— begin —

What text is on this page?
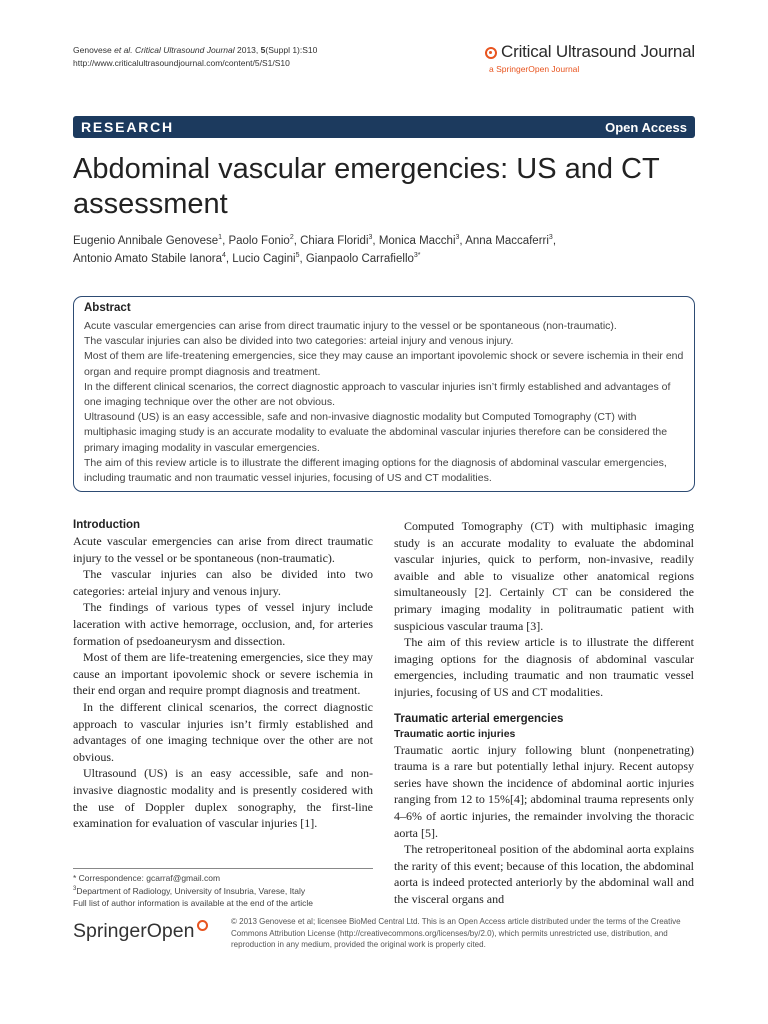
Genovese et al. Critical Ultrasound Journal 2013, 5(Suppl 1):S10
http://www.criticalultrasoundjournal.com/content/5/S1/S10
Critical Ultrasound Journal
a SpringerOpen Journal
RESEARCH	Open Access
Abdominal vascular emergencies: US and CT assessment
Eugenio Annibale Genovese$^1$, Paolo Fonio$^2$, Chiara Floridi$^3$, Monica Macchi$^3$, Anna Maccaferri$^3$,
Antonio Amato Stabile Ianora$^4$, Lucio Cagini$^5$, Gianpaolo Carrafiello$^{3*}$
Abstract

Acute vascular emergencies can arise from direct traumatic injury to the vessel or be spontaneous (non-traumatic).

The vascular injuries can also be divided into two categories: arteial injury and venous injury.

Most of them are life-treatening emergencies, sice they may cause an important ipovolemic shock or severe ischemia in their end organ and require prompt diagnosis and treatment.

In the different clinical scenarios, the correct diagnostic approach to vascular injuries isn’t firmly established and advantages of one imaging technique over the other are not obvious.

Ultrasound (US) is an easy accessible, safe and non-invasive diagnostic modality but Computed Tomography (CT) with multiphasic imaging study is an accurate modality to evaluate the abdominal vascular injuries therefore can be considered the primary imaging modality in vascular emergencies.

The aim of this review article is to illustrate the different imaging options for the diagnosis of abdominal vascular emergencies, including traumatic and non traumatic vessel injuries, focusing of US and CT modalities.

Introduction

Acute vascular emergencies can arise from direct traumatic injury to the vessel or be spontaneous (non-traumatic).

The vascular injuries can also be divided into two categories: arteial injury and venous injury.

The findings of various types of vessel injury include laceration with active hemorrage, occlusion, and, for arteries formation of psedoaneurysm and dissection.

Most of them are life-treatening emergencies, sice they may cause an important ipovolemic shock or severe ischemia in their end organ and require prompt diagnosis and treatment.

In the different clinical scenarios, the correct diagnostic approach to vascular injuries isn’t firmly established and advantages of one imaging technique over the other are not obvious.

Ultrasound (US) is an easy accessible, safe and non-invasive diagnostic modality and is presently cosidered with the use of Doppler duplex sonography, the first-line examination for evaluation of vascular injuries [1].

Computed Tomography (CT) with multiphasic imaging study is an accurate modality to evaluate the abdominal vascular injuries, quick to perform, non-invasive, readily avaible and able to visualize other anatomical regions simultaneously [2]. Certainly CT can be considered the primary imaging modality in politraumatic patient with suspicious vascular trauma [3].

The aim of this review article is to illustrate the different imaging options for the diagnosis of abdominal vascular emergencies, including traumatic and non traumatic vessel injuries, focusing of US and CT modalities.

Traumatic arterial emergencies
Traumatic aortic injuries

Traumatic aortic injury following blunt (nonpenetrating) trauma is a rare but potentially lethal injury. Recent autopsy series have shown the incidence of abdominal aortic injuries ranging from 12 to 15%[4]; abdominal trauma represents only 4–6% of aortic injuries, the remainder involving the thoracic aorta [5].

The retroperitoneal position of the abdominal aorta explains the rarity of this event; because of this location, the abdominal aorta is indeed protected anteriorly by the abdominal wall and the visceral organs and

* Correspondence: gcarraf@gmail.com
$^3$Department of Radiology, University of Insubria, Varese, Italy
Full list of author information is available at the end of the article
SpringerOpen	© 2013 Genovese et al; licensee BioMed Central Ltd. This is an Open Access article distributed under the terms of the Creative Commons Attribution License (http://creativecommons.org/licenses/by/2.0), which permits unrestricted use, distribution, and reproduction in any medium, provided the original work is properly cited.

— end —
— begin —

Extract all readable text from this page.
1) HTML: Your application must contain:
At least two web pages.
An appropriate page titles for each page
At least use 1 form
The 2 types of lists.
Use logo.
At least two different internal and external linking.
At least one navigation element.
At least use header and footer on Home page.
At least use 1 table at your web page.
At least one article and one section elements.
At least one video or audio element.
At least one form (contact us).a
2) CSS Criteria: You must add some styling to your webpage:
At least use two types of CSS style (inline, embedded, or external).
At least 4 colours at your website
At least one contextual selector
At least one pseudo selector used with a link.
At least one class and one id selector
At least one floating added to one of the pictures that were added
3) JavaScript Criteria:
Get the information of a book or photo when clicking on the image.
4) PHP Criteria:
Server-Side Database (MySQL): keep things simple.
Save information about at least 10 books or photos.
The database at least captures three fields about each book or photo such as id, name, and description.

— end —

**EXERCISE PROMPT:**
Identify and copy all lines with the word "information".

**WRITTEN ANSWER:**
Full list of author information is available at the end of the article
Get the information of a book or photo when clicking on the image.
Save information about at least 10 books or photos.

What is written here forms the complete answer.